_WHAT THE EXERCISE ASKS:_ Could you turn the records below into a JSON list of strings, one string per line with blank lines omitted, starting with the first line and going on through the line containing "104, 76, 200]", both included?

--- Begin ---

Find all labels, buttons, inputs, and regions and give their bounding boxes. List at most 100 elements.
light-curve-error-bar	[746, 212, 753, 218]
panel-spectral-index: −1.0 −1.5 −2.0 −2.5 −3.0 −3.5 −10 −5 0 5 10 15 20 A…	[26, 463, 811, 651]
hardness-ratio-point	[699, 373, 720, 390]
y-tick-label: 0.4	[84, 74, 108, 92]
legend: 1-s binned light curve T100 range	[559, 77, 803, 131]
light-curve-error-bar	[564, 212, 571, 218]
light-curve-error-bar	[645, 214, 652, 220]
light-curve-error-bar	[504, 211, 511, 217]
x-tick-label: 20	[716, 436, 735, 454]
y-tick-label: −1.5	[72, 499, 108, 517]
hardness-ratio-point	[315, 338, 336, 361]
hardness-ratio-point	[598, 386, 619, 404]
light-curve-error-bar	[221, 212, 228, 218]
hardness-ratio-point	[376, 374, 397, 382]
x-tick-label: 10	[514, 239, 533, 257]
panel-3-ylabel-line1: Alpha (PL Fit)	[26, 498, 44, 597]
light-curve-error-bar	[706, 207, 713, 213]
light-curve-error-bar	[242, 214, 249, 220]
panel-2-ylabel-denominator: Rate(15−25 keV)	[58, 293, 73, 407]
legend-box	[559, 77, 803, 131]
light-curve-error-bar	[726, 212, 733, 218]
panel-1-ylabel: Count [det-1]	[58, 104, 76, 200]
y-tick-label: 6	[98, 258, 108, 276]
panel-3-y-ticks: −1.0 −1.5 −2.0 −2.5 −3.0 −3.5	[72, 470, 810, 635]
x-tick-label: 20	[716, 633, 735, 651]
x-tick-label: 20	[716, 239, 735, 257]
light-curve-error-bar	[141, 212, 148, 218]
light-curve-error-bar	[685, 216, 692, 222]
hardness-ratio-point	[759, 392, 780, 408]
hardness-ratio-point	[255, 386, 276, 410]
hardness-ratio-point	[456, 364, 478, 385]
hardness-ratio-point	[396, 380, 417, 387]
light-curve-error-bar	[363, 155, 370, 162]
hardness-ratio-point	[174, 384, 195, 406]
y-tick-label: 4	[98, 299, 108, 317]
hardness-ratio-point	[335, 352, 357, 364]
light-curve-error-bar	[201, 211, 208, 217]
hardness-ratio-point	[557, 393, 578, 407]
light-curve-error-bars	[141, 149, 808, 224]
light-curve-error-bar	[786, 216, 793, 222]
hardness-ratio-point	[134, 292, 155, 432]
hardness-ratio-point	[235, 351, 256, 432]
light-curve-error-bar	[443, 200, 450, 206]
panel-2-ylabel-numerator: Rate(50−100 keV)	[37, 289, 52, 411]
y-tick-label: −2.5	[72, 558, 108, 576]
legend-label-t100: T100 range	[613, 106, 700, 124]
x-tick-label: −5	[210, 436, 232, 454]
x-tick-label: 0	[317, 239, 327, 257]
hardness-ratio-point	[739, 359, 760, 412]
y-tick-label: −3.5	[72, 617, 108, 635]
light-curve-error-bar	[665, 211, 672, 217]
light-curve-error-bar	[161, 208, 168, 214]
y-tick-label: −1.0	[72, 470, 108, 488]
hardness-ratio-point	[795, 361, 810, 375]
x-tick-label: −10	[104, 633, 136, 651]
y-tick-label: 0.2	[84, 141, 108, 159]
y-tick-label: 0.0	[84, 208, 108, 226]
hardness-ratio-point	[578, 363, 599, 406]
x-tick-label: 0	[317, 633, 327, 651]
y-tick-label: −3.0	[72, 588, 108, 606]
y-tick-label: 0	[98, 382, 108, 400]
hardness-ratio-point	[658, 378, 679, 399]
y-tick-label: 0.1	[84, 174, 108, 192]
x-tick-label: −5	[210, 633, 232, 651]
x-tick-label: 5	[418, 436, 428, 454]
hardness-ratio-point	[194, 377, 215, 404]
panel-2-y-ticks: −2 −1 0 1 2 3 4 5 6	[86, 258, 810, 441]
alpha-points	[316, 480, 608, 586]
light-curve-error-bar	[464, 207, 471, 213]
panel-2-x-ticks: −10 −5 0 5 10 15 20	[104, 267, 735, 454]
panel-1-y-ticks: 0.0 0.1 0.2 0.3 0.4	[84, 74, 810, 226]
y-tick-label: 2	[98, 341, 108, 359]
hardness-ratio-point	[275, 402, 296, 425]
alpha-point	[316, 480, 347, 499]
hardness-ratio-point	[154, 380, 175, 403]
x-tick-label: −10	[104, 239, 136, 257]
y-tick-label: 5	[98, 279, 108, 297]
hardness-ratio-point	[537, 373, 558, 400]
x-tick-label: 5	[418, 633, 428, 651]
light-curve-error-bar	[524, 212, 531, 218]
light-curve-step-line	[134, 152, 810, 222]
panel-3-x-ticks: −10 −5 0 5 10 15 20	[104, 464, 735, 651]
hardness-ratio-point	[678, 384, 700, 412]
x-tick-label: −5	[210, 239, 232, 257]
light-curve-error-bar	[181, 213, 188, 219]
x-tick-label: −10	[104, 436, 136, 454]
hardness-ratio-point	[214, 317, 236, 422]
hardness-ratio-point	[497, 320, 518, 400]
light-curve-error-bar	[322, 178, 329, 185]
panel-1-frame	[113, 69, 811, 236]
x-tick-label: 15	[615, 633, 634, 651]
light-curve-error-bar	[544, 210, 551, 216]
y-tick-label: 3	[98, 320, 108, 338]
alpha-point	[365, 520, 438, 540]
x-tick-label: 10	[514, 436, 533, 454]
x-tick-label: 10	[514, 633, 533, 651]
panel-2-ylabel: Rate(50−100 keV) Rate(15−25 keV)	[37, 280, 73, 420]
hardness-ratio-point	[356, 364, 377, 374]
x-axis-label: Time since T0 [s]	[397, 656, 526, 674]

--- End ---

_SOLVED EXERCISE:_
[
  "Find all labels, buttons, inputs, and regions and give their bounding boxes. List at most 100 elements.",
  "light-curve-error-bar\t[746, 212, 753, 218]",
  "panel-spectral-index: −1.0 −1.5 −2.0 −2.5 −3.0 −3.5 −10 −5 0 5 10 15 20 A…\t[26, 463, 811, 651]",
  "hardness-ratio-point\t[699, 373, 720, 390]",
  "y-tick-label: 0.4\t[84, 74, 108, 92]",
  "legend: 1-s binned light curve T100 range\t[559, 77, 803, 131]",
  "light-curve-error-bar\t[564, 212, 571, 218]",
  "light-curve-error-bar\t[645, 214, 652, 220]",
  "light-curve-error-bar\t[504, 211, 511, 217]",
  "x-tick-label: 20\t[716, 436, 735, 454]",
  "y-tick-label: −1.5\t[72, 499, 108, 517]",
  "hardness-ratio-point\t[315, 338, 336, 361]",
  "hardness-ratio-point\t[598, 386, 619, 404]",
  "light-curve-error-bar\t[221, 212, 228, 218]",
  "hardness-ratio-point\t[376, 374, 397, 382]",
  "x-tick-label: 10\t[514, 239, 533, 257]",
  "panel-3-ylabel-line1: Alpha (PL Fit)\t[26, 498, 44, 597]",
  "light-curve-error-bar\t[706, 207, 713, 213]",
  "light-curve-error-bar\t[242, 214, 249, 220]",
  "panel-2-ylabel-denominator: Rate(15−25 keV)\t[58, 293, 73, 407]",
  "legend-box\t[559, 77, 803, 131]",
  "light-curve-error-bar\t[726, 212, 733, 218]",
  "panel-1-ylabel: Count [det-1]\t[58, 104, 76, 200]"
]